# INSTRUCTIONS TO FOLLOW
Bring together all lines of the material below that contain the string "title".

# AVAILABLE RECORDS
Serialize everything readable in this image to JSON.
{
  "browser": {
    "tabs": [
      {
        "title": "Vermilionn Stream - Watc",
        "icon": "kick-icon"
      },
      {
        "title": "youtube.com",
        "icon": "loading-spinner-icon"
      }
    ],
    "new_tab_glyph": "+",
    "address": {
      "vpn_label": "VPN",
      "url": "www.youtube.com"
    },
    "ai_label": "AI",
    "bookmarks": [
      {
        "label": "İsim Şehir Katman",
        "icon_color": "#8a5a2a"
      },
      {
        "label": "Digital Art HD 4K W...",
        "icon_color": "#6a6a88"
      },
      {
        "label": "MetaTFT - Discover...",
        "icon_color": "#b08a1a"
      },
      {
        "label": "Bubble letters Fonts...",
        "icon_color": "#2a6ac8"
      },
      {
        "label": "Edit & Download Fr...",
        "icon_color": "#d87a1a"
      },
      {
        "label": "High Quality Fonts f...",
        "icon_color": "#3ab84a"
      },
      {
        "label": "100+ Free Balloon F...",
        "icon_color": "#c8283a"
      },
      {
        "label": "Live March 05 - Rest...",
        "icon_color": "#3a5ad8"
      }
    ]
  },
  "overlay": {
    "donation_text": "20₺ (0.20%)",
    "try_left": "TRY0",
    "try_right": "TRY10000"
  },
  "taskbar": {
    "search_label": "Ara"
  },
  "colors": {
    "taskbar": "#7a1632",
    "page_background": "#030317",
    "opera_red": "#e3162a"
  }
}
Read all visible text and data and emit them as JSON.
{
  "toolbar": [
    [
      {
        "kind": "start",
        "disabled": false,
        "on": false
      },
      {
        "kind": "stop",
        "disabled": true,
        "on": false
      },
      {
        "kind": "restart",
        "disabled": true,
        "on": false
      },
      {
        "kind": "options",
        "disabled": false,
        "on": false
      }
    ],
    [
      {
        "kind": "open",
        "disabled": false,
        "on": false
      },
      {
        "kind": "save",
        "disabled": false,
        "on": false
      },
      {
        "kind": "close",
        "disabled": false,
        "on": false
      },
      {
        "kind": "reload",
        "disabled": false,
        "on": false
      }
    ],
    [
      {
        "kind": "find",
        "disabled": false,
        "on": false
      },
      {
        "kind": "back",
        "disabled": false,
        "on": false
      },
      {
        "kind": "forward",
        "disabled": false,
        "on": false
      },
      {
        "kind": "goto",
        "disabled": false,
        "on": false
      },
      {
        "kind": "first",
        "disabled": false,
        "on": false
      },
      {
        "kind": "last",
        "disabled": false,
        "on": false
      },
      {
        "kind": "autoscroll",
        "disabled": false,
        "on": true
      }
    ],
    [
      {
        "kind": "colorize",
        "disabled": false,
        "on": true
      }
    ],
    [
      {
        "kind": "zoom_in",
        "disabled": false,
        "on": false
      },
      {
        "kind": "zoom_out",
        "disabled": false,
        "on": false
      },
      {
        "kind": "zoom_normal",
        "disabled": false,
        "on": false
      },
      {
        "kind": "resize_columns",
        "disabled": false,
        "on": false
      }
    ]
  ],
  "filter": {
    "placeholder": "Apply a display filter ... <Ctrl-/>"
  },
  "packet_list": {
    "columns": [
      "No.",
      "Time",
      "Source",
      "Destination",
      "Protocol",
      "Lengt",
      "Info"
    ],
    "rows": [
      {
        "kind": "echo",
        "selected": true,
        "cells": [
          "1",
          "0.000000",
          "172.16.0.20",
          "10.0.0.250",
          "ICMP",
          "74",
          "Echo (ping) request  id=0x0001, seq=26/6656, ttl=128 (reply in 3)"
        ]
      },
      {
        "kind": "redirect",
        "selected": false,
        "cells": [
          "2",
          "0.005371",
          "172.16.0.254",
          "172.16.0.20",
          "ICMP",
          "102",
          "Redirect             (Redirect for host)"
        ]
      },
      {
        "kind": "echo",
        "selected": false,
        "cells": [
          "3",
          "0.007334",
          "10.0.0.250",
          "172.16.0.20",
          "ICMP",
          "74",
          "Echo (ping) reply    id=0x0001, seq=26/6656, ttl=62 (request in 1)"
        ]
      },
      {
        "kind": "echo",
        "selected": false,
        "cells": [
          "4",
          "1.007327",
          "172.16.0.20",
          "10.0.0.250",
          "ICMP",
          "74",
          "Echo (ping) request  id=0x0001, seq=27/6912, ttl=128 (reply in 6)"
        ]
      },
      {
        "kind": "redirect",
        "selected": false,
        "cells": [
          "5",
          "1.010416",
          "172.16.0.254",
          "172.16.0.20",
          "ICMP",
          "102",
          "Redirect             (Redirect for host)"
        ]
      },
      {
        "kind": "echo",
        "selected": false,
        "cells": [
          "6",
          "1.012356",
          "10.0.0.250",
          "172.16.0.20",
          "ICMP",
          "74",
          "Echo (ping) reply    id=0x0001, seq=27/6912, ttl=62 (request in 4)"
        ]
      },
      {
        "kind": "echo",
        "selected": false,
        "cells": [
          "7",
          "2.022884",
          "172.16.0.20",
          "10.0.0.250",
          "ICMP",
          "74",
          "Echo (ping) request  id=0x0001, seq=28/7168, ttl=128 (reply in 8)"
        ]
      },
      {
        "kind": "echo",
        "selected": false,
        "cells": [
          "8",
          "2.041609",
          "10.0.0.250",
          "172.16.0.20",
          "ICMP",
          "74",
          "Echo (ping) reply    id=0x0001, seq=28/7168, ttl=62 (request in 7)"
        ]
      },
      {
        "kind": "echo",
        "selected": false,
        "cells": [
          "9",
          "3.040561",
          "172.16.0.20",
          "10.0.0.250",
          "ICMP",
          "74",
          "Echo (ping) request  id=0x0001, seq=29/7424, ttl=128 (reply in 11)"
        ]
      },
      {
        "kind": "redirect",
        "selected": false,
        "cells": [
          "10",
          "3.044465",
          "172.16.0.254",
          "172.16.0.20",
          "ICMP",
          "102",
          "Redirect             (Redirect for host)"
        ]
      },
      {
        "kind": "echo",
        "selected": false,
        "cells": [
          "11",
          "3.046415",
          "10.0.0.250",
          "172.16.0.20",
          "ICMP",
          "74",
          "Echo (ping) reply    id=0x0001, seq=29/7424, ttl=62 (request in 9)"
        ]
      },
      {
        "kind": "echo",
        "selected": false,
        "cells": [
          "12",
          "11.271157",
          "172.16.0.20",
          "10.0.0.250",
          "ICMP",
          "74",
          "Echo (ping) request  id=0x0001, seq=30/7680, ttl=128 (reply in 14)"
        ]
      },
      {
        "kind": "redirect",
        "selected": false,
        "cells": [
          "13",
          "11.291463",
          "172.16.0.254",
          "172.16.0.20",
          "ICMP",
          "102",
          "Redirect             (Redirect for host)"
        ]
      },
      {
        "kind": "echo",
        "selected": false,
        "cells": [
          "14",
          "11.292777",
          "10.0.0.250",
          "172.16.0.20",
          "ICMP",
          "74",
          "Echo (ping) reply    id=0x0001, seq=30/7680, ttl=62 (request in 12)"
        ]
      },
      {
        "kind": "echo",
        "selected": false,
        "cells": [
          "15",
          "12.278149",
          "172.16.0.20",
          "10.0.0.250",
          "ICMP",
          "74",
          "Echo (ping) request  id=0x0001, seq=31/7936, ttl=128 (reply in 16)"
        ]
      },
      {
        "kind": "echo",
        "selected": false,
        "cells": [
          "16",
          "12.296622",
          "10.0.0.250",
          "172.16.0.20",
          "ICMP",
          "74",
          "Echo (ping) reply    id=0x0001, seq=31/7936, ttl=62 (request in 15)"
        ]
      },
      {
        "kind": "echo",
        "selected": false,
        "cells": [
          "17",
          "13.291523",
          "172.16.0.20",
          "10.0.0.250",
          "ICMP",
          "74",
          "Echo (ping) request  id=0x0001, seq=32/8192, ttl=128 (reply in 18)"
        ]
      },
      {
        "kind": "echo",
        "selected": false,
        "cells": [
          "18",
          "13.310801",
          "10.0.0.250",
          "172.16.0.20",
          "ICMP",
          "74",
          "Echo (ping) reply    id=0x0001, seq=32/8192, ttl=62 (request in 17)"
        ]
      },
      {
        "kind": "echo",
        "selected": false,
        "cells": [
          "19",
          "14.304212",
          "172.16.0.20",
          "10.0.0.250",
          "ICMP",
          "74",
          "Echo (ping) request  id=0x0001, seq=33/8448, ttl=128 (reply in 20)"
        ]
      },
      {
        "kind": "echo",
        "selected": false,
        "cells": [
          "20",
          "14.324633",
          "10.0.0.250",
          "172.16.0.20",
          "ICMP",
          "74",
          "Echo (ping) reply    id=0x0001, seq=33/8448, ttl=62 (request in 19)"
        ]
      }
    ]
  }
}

# TASK ANSWER
        "title": "Vermilionn Stream - Watc",
        "title": "youtube.com",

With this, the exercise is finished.